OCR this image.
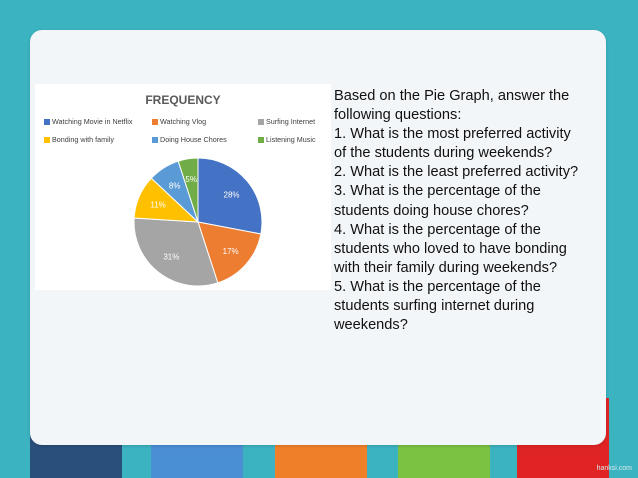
FREQUENCY
Watching Movie in Netflix	Watching Vlog	Surfing Internet
Bonding with family	Doing House Chores	Listening Music
28%
17%
31%
11%
8%
5%
Based on the Pie Graph, answer the following questions:
1. What is the most preferred activity of the students during weekends?
2. What is the least preferred activity?
3. What is the percentage of the students doing house chores?
4. What is the percentage of the students who loved to have bonding with their family during weekends?
5. What is the percentage of the students surfing internet during weekends?
hanksi.com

------------------------------------

Without the pictures, repeat all the records word for word.

OCR this image.
FREQUENCY
Watching Movie in Netflix	Watching Vlog	Surfing Internet
Bonding with family	Doing House Chores	Listening Music
28%
17%
31%
11%
8%
5%
Based on the Pie Graph, answer the following questions:
1. What is the most preferred activity of the students during weekends?
2. What is the least preferred activity?
3. What is the percentage of the students doing house chores?
4. What is the percentage of the students who loved to have bonding with their family during weekends?
5. What is the percentage of the students surfing internet during weekends?
hanksi.com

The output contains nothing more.